((

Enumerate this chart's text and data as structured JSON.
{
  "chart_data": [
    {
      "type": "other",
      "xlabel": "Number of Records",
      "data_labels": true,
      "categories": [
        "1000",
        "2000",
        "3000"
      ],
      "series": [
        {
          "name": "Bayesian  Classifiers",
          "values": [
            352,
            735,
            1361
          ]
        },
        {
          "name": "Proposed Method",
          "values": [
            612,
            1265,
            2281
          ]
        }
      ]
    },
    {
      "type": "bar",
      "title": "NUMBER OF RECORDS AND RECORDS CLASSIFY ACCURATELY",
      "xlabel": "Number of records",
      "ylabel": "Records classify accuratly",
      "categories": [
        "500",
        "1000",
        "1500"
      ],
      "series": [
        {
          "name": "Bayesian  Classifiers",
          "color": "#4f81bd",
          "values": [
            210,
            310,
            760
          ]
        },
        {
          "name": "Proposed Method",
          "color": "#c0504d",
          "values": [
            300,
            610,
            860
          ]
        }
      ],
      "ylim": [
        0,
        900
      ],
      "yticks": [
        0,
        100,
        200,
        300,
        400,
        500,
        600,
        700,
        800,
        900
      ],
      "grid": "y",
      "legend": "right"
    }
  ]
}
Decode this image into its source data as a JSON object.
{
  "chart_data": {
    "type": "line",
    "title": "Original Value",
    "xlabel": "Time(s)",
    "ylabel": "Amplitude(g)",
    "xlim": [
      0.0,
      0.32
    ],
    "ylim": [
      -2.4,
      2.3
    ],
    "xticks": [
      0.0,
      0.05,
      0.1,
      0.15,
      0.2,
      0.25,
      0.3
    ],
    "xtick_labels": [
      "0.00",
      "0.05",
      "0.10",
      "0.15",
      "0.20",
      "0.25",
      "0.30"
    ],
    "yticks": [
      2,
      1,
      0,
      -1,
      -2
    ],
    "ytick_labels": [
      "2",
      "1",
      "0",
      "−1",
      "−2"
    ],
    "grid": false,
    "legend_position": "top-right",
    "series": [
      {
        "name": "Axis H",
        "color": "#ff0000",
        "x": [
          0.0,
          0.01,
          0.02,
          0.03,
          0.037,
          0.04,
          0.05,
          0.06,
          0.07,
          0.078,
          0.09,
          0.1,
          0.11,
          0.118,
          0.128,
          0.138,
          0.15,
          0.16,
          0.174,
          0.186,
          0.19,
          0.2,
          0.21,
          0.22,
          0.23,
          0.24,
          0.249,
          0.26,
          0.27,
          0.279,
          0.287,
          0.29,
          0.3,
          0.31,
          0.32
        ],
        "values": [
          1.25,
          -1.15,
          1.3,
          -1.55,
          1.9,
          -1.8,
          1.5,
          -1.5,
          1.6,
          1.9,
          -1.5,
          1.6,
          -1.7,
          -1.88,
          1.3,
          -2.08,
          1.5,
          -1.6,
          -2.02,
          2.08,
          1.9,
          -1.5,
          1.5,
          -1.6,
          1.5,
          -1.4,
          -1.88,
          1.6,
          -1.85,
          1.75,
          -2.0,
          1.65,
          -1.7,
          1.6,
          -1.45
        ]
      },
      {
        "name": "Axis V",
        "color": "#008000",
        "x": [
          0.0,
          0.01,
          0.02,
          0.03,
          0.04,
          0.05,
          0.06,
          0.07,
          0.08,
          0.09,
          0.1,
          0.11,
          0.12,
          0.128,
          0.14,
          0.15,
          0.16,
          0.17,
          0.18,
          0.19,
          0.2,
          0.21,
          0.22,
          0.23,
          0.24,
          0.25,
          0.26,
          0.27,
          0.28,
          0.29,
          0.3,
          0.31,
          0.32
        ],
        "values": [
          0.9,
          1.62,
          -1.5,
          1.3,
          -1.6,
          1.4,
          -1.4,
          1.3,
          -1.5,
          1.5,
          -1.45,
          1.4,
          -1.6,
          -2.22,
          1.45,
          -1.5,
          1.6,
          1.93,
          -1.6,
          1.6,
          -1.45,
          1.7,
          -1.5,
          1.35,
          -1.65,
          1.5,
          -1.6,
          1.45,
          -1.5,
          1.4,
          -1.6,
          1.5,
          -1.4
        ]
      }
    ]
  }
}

))

The task:
Print the listing above in its entirety, with every line exact.

Full output:
Enumerate this chart's text and data as structured JSON.
{
  "chart_data": [
    {
      "type": "other",
      "xlabel": "Number of Records",
      "data_labels": true,
      "categories": [
        "1000",
        "2000",
        "3000"
      ],
      "series": [
        {
          "name": "Bayesian  Classifiers",
          "values": [
            352,
            735,
            1361
          ]
        },
        {
          "name": "Proposed Method",
          "values": [
            612,
            1265,
            2281
          ]
        }
      ]
    },
    {
      "type": "bar",
      "title": "NUMBER OF RECORDS AND RECORDS CLASSIFY ACCURATELY",
      "xlabel": "Number of records",
      "ylabel": "Records classify accuratly",
      "categories": [
        "500",
        "1000",
        "1500"
      ],
      "series": [
        {
          "name": "Bayesian  Classifiers",
          "color": "#4f81bd",
          "values": [
            210,
            310,
            760
          ]
        },
        {
          "name": "Proposed Method",
          "color": "#c0504d",
          "values": [
            300,
            610,
            860
          ]
        }
      ],
      "ylim": [
        0,
        900
      ],
      "yticks": [
        0,
        100,
        200,
        300,
        400,
        500,
        600,
        700,
        800,
        900
      ],
      "grid": "y",
      "legend": "right"
    }
  ]
}
Decode this image into its source data as a JSON object.
{
  "chart_data": {
    "type": "line",
    "title": "Original Value",
    "xlabel": "Time(s)",
    "ylabel": "Amplitude(g)",
    "xlim": [
      0.0,
      0.32
    ],
    "ylim": [
      -2.4,
      2.3
    ],
    "xticks": [
      0.0,
      0.05,
      0.1,
      0.15,
      0.2,
      0.25,
      0.3
    ],
    "xtick_labels": [
      "0.00",
      "0.05",
      "0.10",
      "0.15",
      "0.20",
      "0.25",
      "0.30"
    ],
    "yticks": [
      2,
      1,
      0,
      -1,
      -2
    ],
    "ytick_labels": [
      "2",
      "1",
      "0",
      "−1",
      "−2"
    ],
    "grid": false,
    "legend_position": "top-right",
    "series": [
      {
        "name": "Axis H",
        "color": "#ff0000",
        "x": [
          0.0,
          0.01,
          0.02,
          0.03,
          0.037,
          0.04,
          0.05,
          0.06,
          0.07,
          0.078,
          0.09,
          0.1,
          0.11,
          0.118,
          0.128,
          0.138,
          0.15,
          0.16,
          0.174,
          0.186,
          0.19,
          0.2,
          0.21,
          0.22,
          0.23,
          0.24,
          0.249,
          0.26,
          0.27,
          0.279,
          0.287,
          0.29,
          0.3,
          0.31,
          0.32
        ],
        "values": [
          1.25,
          -1.15,
          1.3,
          -1.55,
          1.9,
          -1.8,
          1.5,
          -1.5,
          1.6,
          1.9,
          -1.5,
          1.6,
          -1.7,
          -1.88,
          1.3,
          -2.08,
          1.5,
          -1.6,
          -2.02,
          2.08,
          1.9,
          -1.5,
          1.5,
          -1.6,
          1.5,
          -1.4,
          -1.88,
          1.6,
          -1.85,
          1.75,
          -2.0,
          1.65,
          -1.7,
          1.6,
          -1.45
        ]
      },
      {
        "name": "Axis V",
        "color": "#008000",
        "x": [
          0.0,
          0.01,
          0.02,
          0.03,
          0.04,
          0.05,
          0.06,
          0.07,
          0.08,
          0.09,
          0.1,
          0.11,
          0.12,
          0.128,
          0.14,
          0.15,
          0.16,
          0.17,
          0.18,
          0.19,
          0.2,
          0.21,
          0.22,
          0.23,
          0.24,
          0.25,
          0.26,
          0.27,
          0.28,
          0.29,
          0.3,
          0.31,
          0.32
        ],
        "values": [
          0.9,
          1.62,
          -1.5,
          1.3,
          -1.6,
          1.4,
          -1.4,
          1.3,
          -1.5,
          1.5,
          -1.45,
          1.4,
          -1.6,
          -2.22,
          1.45,
          -1.5,
          1.6,
          1.93,
          -1.6,
          1.6,
          -1.45,
          1.7,
          -1.5,
          1.35,
          -1.65,
          1.5,
          -1.6,
          1.45,
          -1.5,
          1.4,
          -1.6,
          1.5,
          -1.4
        ]
      }
    ]
  }
}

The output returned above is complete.